Text section:
AXGhost runs with privileged access to a production server. Security is not an afterthought — it is the product's premise. This document covers the threat model, the defense layers, and how to report vulnerabilities.


Reporting a vulnerability

Do not open public GitHub issues for security bugs.

  • Email: security@aevonx.app
  • Encrypted submission: use the PGP key published on the AevonX website (https://aevonx.app/.well-known/pgp-key.asc).
  • Include: affected version, steps to reproduce, impact assessment, and any proof-of-concept.

We commit to:

  • Acknowledging receipt within 72 hours.
  • Providing an initial assessment within 7 days.
  • Coordinating disclosure timing with the reporter.
  • Publicly crediting the reporter in release notes unless anonymity is requested.

Please allow us at least 90 days to ship a fix before public disclosure.


Supported versions

Only the latest stable minor version receives security updates. Older versions should be upgraded.

Data listing:
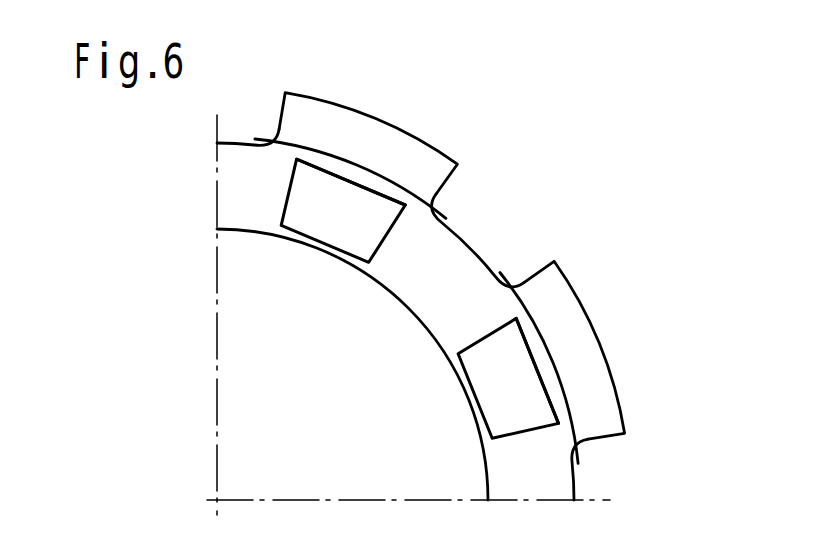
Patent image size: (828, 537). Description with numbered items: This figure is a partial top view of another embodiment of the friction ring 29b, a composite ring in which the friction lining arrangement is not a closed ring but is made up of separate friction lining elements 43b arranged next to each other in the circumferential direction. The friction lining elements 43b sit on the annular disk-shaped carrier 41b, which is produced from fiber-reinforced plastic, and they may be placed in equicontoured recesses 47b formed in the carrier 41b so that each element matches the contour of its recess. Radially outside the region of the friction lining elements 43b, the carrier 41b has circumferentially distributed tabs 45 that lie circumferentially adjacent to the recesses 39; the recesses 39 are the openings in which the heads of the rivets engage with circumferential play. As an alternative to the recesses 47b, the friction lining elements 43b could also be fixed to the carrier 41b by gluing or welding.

The friction ring 29b is at (453, 259).
The recesses 39 is at (242, 130).
The carrier 41b is at (407, 309).
The friction lining elements 43b is at (333, 220).
The tabs 45 is at (403, 142).
The recesses 47b is at (295, 180).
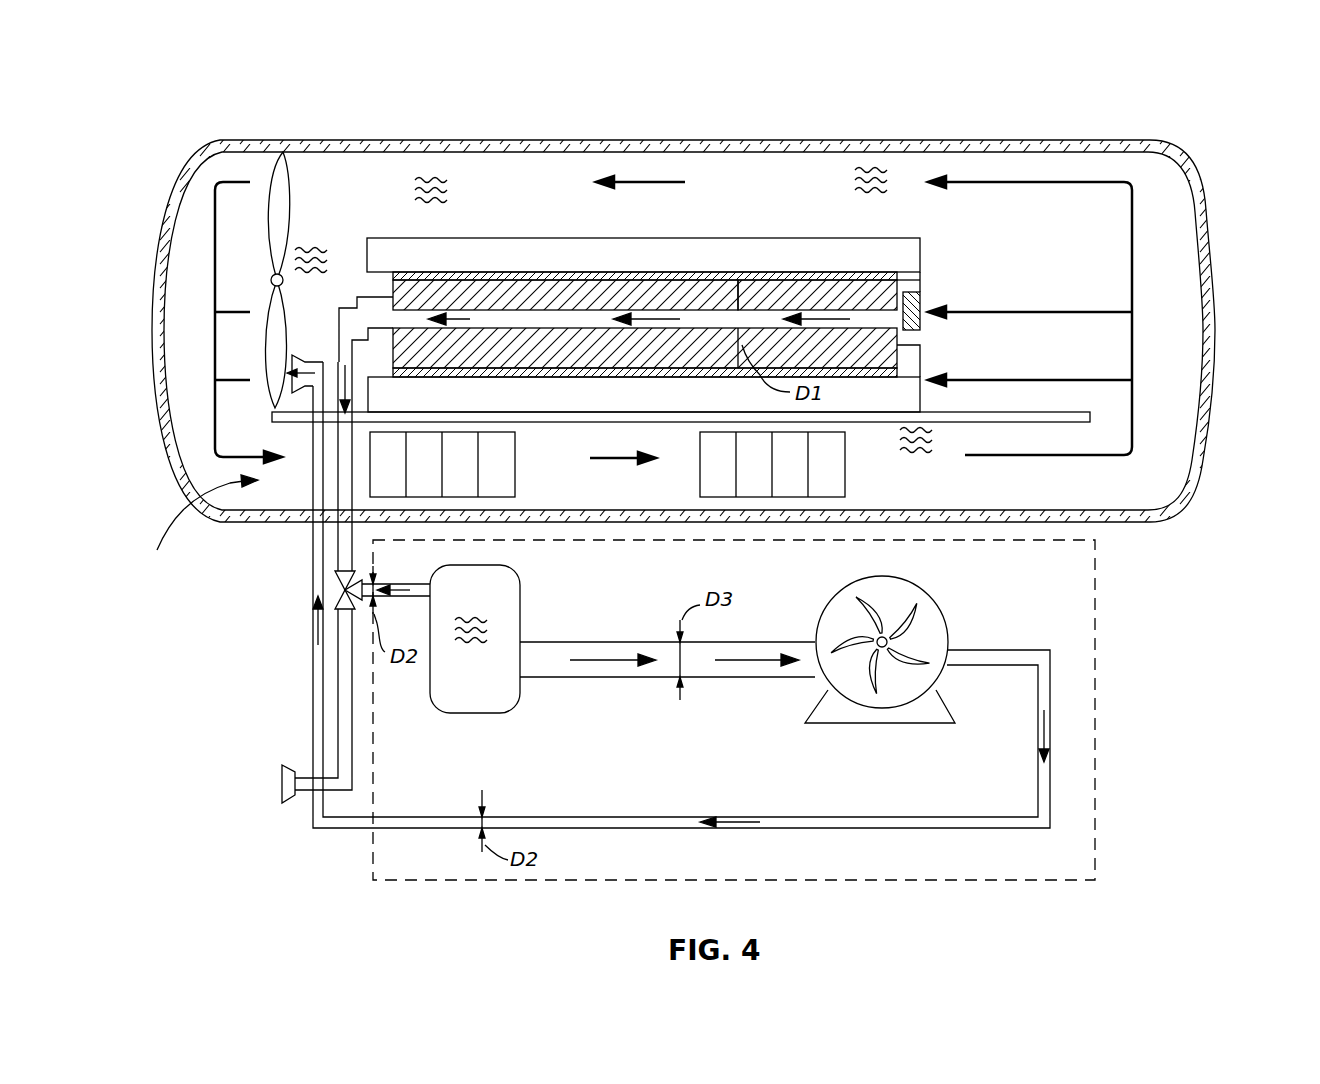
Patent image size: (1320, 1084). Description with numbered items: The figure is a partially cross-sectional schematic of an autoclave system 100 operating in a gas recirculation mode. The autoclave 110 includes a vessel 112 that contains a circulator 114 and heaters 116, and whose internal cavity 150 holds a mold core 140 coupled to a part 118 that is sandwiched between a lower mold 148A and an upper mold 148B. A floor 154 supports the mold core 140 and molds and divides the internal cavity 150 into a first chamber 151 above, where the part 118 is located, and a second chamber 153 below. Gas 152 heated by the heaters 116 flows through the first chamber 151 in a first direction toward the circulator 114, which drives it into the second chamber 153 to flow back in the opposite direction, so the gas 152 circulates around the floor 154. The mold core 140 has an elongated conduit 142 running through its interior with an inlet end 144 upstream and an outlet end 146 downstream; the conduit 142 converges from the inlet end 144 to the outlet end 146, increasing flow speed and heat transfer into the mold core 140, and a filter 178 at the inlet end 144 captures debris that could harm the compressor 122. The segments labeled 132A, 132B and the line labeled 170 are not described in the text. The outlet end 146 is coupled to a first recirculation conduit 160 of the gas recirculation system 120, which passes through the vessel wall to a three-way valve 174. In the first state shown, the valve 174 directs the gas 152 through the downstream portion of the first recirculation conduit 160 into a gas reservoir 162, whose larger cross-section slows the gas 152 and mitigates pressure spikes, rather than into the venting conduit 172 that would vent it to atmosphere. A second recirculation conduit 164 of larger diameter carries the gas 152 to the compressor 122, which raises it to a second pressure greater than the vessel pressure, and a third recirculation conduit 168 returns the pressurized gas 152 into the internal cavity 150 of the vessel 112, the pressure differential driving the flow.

The autoclave system 100 is at (1180, 80).
The autoclave 110 is at (1195, 125).
The vessel 112 is at (1070, 140).
The circulator 114 is at (284, 192).
The heater 116 is at (515, 474).
The part 118 is at (487, 262).
The gas recirculation system 120 is at (1100, 600).
The compressor 122 is at (912, 598).
The rotor segment 132A is at (383, 297).
The rotor segment 132B is at (652, 278).
The mold core 140 is at (517, 268).
The conduit 142 is at (762, 300).
The inlet end 144 is at (898, 284).
The outlet end 146 is at (438, 372).
The lower mold 148A is at (604, 400).
The upper mold 148B is at (445, 255).
The internal cavity 150 is at (765, 201).
The first chamber 151 is at (1125, 220).
The gas 152 is at (877, 156).
The second chamber 153 is at (186, 519).
The floor 154 is at (1075, 424).
The first recirculation conduit 160 is at (330, 572).
The gas reservoir 162 is at (500, 598).
The second recirculation conduit 164 is at (728, 648).
The third recirculation conduit 168 is at (850, 812).
The supply pipe 170 is at (313, 690).
The venting conduit 172 is at (345, 745).
The valve 174 is at (342, 593).
The filter 178 is at (918, 292).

To-do list:
1: In the AXGhost security policy, how much time does the team ask for to ship a fix before a vulnerability is publicly disclosed?
2: Write the next part of the AXGhost security policy, picking up after its final sentence.

Task answers:
1: At least 90 days.

2:
Version Supported
latest Yes
older No

Threat model

AXGhost is designed against the following adversaries:

Adversary Capability Mitigation
Unauthorized Telegram user Knows the bot username, spams messages Silent drop for non-whitelisted IDs; no response, no error, no enumeration path
Authorized user with a compromised Telegram account Can issue arbitrary commands Forbidden command list; destructive confirmations; rate limiting; full audit trail
Network attacker (MITM) Intercepts traffic between server and Telegram All traffic is TLS to api.telegram.org; no alternative egress
Local non-root user on the server Reads config, logs, or sockets Config 0600, owned by aevonx-axghost; logs group-readable but not world-readable; stats API bound to localhost
Supply-chain / backdoored dependency Introduces malicious code via Go modules Minimal third-party dependencies; pinned via go.sum; built with CGO_ENABLED=0 for reproducibility
Cloud AI provider Reads command stream Not applicable — AXGhost has no AI component. No inference, no third-party API beyond Telegram

Out of scope:

  • Physical access to the server hardware.
  • Root-level compromise of the host OS (AXGhost cannot defend against an attacker who already owns the kernel).
  • Telegram infrastructure compromise (trust boundary assumed at api.telegram.org).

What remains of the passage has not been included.